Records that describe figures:
:::

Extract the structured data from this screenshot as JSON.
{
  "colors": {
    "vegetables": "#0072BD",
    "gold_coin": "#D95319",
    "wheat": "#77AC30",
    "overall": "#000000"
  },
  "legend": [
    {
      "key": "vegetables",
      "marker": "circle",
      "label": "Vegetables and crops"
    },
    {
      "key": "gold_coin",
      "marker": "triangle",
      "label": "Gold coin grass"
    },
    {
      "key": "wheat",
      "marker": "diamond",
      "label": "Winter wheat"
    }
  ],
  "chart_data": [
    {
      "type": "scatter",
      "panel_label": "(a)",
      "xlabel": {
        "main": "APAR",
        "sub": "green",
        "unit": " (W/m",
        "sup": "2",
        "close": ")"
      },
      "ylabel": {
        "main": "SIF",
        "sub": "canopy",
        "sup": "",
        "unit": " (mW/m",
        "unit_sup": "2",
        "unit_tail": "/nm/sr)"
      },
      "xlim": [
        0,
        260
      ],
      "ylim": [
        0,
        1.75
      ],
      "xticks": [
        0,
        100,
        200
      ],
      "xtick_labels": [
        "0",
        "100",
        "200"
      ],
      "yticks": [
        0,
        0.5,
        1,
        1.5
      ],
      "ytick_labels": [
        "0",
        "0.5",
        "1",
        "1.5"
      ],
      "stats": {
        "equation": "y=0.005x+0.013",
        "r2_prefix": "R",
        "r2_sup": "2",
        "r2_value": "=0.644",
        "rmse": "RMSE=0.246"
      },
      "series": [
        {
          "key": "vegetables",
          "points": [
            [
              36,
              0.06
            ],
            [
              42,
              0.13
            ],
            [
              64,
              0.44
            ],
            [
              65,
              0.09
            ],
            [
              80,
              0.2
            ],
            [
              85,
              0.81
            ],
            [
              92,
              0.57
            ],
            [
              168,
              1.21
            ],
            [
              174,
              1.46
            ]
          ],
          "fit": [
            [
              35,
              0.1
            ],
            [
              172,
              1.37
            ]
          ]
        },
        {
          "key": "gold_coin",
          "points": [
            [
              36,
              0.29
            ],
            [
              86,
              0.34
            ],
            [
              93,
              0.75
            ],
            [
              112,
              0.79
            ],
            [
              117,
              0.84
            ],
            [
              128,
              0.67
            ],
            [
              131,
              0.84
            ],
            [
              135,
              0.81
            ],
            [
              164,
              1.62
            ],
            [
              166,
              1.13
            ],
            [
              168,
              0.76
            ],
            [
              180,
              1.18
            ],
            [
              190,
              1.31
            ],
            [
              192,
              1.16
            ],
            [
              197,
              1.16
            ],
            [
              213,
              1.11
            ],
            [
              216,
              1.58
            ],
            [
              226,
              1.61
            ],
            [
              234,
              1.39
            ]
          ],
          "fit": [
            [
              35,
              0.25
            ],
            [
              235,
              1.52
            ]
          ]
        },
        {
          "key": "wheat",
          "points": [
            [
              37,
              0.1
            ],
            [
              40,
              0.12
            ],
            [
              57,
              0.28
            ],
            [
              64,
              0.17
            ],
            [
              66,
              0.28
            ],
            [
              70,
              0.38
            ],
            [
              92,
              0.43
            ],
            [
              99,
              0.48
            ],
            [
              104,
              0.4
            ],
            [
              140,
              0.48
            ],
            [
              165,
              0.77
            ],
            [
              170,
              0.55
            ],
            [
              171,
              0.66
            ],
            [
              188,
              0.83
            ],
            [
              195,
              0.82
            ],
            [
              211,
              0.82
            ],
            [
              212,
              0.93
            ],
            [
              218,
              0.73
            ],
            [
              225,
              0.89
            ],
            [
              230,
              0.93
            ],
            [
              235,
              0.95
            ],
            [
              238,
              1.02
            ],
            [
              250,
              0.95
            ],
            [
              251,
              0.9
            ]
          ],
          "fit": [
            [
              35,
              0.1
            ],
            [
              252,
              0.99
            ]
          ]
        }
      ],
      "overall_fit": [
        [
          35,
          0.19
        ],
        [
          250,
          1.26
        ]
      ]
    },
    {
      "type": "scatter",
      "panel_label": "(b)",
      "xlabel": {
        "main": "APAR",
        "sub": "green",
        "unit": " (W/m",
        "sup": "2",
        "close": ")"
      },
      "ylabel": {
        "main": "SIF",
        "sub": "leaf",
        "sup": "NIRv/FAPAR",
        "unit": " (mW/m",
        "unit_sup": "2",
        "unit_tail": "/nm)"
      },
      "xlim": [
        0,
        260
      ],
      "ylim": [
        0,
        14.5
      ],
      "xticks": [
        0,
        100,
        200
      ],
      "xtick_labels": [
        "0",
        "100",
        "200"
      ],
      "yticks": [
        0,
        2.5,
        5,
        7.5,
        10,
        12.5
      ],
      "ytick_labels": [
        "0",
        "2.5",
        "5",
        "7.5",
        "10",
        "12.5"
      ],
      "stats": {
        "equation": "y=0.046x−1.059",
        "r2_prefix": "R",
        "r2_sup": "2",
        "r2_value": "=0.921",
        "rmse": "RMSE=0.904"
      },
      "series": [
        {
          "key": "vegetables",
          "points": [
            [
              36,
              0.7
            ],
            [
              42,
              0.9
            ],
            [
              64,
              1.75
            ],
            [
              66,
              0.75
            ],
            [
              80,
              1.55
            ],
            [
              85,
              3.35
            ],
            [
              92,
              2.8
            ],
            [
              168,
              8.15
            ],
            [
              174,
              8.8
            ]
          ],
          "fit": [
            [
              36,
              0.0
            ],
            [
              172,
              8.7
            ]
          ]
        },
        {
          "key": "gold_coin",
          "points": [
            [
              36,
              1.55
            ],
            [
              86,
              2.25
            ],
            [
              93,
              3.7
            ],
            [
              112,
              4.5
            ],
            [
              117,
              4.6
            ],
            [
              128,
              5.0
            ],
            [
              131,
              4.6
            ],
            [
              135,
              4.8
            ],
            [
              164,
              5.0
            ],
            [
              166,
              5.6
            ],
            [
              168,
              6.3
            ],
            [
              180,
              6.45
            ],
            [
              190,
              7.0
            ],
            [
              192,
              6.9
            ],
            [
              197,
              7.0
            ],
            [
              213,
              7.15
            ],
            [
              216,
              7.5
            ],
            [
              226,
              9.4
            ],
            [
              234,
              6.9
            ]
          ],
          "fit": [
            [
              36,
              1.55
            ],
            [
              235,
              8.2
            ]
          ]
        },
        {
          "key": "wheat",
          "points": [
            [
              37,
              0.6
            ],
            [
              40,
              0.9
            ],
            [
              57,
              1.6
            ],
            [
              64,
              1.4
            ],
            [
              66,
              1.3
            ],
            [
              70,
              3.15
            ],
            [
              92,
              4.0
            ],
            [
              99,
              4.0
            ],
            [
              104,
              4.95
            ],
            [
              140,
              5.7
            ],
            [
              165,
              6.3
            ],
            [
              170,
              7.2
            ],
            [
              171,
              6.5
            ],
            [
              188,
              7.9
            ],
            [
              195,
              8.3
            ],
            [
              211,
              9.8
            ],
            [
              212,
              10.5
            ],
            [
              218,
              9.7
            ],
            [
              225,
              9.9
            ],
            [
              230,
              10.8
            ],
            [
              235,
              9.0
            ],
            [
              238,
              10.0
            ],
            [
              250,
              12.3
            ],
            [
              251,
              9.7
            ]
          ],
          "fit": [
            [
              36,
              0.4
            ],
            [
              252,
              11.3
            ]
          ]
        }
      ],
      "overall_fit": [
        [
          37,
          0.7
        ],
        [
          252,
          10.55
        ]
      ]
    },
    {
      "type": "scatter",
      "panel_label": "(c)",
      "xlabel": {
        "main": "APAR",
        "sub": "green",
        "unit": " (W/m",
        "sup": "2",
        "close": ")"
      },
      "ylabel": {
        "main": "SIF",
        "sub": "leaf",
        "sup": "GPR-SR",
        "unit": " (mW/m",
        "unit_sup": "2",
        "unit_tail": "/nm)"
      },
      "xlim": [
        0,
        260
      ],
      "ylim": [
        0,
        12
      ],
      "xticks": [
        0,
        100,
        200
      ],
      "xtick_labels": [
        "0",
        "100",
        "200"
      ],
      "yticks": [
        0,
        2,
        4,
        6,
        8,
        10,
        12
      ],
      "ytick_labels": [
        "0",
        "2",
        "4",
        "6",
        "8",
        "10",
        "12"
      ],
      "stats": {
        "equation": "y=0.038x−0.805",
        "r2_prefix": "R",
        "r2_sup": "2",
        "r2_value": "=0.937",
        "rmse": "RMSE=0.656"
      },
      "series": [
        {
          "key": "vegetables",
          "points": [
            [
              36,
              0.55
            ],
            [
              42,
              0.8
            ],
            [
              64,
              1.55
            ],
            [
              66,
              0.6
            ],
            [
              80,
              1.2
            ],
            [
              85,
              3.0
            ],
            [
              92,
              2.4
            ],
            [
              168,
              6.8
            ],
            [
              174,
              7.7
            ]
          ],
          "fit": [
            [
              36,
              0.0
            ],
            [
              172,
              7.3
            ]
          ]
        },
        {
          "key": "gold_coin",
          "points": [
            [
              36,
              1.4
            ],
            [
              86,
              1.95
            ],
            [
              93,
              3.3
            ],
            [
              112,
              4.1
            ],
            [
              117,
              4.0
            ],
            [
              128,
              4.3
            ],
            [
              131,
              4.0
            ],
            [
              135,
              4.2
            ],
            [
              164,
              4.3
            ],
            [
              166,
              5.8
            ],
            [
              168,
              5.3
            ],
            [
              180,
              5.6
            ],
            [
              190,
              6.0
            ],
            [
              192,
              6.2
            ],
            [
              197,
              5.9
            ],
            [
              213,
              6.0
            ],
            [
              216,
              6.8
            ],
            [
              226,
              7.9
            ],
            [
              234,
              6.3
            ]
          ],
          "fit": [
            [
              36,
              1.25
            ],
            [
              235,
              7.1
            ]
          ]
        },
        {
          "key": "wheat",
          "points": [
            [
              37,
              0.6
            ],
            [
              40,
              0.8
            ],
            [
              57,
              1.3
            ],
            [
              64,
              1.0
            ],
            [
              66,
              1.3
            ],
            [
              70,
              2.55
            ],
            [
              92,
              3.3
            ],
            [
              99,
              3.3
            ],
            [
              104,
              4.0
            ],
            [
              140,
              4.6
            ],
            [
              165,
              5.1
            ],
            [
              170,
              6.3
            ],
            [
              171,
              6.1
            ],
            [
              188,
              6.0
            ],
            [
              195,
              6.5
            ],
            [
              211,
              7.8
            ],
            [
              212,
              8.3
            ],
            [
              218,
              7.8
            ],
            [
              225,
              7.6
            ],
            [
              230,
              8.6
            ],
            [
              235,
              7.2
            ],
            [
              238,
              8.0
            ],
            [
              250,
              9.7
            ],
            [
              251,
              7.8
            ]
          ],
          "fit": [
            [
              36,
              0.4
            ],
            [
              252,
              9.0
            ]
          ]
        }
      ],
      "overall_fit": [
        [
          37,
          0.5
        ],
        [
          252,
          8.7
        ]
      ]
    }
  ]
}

:::

## Work instructions
Using the listing above, state the number of lines that hold "marker", with no other text.

## Exercise output
3